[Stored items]

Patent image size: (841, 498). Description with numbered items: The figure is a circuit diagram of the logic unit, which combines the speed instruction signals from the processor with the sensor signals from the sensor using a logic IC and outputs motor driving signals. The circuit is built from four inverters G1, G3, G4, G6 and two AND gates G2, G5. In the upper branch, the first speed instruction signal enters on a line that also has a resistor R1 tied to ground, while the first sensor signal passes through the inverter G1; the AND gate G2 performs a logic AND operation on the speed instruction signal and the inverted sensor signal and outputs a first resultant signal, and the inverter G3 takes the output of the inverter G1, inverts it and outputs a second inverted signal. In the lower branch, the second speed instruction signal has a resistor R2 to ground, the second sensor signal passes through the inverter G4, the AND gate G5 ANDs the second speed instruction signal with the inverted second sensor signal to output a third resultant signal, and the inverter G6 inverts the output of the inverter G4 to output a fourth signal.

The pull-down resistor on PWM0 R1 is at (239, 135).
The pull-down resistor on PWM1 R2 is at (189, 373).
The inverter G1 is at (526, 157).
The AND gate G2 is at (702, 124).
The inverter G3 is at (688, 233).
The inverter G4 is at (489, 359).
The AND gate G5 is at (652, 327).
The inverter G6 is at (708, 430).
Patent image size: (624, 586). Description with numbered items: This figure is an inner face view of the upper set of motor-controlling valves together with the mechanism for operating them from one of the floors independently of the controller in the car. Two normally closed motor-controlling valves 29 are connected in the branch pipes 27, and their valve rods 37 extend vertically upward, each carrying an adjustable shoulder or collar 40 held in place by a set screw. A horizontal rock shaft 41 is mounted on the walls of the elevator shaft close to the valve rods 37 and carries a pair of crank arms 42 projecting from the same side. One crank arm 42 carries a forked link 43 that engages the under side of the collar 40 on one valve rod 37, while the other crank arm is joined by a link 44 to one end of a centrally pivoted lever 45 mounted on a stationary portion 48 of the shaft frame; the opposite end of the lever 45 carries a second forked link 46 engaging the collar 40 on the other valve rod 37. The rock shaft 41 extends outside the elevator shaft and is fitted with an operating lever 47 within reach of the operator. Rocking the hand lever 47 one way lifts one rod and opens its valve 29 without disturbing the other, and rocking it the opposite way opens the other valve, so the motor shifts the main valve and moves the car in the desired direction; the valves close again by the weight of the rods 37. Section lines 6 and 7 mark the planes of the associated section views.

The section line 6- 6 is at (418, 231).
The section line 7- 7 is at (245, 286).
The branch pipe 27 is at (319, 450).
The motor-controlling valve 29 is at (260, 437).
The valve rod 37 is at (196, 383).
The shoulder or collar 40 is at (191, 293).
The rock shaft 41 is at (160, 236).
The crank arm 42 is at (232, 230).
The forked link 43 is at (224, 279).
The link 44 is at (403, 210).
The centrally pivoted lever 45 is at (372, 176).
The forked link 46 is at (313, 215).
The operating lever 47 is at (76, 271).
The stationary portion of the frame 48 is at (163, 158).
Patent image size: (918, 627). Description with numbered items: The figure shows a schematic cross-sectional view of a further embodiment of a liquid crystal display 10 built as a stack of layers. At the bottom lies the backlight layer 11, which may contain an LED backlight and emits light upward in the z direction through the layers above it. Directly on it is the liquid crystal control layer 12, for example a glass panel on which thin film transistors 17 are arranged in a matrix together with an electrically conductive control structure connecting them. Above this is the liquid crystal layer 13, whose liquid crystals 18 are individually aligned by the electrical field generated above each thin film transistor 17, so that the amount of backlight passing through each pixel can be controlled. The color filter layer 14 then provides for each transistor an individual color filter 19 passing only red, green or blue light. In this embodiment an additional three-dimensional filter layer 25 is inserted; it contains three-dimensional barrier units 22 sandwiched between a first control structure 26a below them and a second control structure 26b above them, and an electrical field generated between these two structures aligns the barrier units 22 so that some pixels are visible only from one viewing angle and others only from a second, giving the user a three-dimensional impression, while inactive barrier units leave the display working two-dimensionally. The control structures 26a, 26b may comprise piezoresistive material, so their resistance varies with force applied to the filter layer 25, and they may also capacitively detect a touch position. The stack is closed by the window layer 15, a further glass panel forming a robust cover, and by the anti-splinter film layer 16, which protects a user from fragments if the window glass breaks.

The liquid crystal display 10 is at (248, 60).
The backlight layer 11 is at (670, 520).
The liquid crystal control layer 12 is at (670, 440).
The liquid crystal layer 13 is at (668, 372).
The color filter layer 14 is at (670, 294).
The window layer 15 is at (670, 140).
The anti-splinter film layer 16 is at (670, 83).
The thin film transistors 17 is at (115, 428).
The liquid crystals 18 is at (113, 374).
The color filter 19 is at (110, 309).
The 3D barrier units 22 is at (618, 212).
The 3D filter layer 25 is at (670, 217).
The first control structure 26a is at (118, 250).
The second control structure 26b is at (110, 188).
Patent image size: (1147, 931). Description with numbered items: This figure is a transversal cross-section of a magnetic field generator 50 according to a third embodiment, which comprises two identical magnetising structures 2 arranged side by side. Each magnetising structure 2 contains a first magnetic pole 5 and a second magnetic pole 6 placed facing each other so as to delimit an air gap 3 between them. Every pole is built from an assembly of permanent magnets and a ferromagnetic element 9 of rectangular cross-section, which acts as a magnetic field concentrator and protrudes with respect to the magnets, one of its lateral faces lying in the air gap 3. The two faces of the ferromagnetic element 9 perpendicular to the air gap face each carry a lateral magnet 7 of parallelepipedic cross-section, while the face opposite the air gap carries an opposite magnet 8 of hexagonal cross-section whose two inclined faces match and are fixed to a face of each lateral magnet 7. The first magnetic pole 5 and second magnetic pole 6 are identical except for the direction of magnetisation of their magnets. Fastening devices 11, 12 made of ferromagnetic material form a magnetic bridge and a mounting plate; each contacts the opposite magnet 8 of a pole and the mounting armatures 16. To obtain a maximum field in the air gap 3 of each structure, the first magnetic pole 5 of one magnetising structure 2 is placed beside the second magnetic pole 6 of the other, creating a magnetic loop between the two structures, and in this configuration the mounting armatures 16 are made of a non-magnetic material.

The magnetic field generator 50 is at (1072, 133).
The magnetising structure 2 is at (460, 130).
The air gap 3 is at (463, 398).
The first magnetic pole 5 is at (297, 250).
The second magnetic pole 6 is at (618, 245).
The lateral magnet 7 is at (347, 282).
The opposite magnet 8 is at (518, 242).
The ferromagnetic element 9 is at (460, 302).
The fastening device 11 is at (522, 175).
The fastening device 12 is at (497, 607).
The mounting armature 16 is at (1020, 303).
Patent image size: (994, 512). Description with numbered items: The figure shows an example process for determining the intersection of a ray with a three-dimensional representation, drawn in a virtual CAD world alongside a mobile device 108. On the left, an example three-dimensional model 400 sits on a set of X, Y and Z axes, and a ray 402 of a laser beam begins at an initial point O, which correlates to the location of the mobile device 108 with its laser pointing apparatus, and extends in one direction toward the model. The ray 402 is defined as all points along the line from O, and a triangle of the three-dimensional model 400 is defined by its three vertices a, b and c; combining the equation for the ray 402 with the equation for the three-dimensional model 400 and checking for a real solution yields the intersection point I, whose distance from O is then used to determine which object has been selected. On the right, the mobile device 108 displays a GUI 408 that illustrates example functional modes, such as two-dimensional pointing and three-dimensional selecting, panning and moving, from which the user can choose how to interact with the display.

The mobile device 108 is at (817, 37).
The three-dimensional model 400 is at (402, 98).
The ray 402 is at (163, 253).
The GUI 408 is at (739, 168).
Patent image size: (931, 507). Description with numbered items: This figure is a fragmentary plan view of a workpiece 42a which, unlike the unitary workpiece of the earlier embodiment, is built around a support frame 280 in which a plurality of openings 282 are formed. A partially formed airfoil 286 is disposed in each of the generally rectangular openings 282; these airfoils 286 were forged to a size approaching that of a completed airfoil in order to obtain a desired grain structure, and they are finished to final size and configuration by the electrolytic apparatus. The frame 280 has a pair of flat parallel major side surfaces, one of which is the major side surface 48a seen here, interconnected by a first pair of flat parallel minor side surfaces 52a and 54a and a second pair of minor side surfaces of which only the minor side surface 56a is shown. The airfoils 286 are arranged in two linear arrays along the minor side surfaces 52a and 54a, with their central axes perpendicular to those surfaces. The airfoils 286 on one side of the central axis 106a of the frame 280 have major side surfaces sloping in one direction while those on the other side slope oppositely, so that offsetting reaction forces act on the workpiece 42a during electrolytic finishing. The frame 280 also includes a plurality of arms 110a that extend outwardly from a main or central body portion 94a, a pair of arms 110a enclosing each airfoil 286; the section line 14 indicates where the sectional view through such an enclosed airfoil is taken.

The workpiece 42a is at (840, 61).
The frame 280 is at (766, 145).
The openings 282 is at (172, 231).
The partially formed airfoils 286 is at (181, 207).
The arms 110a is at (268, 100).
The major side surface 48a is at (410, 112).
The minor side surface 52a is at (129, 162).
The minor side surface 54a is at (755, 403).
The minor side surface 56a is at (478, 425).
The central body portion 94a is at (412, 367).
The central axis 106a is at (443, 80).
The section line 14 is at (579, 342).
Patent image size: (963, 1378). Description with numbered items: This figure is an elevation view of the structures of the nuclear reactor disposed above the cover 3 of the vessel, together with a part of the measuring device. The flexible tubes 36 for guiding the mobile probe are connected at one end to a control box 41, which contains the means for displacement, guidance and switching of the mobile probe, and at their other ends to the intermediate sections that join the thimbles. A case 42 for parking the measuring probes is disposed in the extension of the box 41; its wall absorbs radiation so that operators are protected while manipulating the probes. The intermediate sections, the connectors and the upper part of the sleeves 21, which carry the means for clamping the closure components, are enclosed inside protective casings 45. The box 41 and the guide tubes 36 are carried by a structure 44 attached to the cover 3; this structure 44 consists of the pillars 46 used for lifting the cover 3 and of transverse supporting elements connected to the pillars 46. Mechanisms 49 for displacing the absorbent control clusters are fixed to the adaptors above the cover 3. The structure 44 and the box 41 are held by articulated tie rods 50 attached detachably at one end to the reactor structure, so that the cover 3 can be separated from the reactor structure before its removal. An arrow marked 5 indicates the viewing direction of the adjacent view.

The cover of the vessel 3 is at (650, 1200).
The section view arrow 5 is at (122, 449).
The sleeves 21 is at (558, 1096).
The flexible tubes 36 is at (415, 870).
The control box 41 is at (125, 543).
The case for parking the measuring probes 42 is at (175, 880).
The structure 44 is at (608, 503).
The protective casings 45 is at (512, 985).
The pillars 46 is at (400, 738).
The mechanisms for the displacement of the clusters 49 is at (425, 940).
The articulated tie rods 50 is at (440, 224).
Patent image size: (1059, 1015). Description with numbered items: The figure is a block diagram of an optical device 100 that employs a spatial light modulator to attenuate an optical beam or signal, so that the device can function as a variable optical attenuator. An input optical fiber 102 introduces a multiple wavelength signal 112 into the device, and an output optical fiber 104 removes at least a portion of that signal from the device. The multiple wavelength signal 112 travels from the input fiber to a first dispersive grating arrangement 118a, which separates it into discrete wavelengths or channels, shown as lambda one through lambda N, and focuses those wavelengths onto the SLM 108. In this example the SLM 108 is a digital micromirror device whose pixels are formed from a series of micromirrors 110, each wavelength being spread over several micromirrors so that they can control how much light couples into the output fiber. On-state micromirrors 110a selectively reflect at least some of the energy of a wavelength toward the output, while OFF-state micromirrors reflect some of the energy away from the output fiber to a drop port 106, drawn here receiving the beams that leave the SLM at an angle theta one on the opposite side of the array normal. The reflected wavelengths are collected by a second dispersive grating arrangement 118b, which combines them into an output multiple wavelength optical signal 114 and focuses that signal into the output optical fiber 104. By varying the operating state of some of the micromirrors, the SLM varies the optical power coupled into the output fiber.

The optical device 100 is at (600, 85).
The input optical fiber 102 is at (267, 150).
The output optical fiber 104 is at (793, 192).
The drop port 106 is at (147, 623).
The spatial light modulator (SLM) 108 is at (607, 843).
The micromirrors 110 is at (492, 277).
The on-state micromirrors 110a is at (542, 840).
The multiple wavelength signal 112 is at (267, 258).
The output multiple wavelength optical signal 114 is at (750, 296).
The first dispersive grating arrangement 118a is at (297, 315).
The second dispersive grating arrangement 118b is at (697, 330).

Task description
Retype word for word the lines above, starting at the first line of the rows and ending with the line that contains "The inverter G6 is at (708, 430).", including both.

Answer to the task
Patent image size: (841, 498). Description with numbered items: The figure is a circuit diagram of the logic unit, which combines the speed instruction signals from the processor with the sensor signals from the sensor using a logic IC and outputs motor driving signals. The circuit is built from four inverters G1, G3, G4, G6 and two AND gates G2, G5. In the upper branch, the first speed instruction signal enters on a line that also has a resistor R1 tied to ground, while the first sensor signal passes through the inverter G1; the AND gate G2 performs a logic AND operation on the speed instruction signal and the inverted sensor signal and outputs a first resultant signal, and the inverter G3 takes the output of the inverter G1, inverts it and outputs a second inverted signal. In the lower branch, the second speed instruction signal has a resistor R2 to ground, the second sensor signal passes through the inverter G4, the AND gate G5 ANDs the second speed instruction signal with the inverted second sensor signal to output a third resultant signal, and the inverter G6 inverts the output of the inverter G4 to output a fourth signal.

The pull-down resistor on PWM0 R1 is at (239, 135).
The pull-down resistor on PWM1 R2 is at (189, 373).
The inverter G1 is at (526, 157).
The AND gate G2 is at (702, 124).
The inverter G3 is at (688, 233).
The inverter G4 is at (489, 359).
The AND gate G5 is at (652, 327).
The inverter G6 is at (708, 430).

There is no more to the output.